REQUIRED WORK ::
What is the number of lines in the data that hold the string "площі"? Reply with that number only.

+++ RAW DATA +++

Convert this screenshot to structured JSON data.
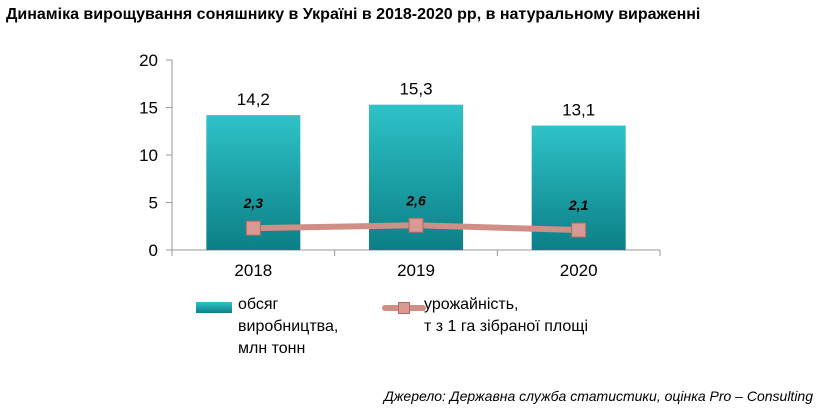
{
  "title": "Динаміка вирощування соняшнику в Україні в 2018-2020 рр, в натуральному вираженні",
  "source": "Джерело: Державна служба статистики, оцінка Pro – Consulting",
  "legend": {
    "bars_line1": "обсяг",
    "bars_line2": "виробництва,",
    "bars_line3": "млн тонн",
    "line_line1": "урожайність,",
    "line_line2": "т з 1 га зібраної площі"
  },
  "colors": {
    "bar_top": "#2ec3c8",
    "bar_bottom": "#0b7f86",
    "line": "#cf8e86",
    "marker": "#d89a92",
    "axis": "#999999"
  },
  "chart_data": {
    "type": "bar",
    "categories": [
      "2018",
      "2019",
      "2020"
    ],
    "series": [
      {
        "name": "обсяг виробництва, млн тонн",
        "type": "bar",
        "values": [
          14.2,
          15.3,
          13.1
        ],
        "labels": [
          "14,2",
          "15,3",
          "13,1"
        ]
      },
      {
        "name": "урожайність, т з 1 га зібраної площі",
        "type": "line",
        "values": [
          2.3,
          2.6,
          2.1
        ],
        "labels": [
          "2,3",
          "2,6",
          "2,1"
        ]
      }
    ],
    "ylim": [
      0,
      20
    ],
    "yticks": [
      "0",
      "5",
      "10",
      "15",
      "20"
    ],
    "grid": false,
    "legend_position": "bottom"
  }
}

+++

CORRECT RESPONSE ::
2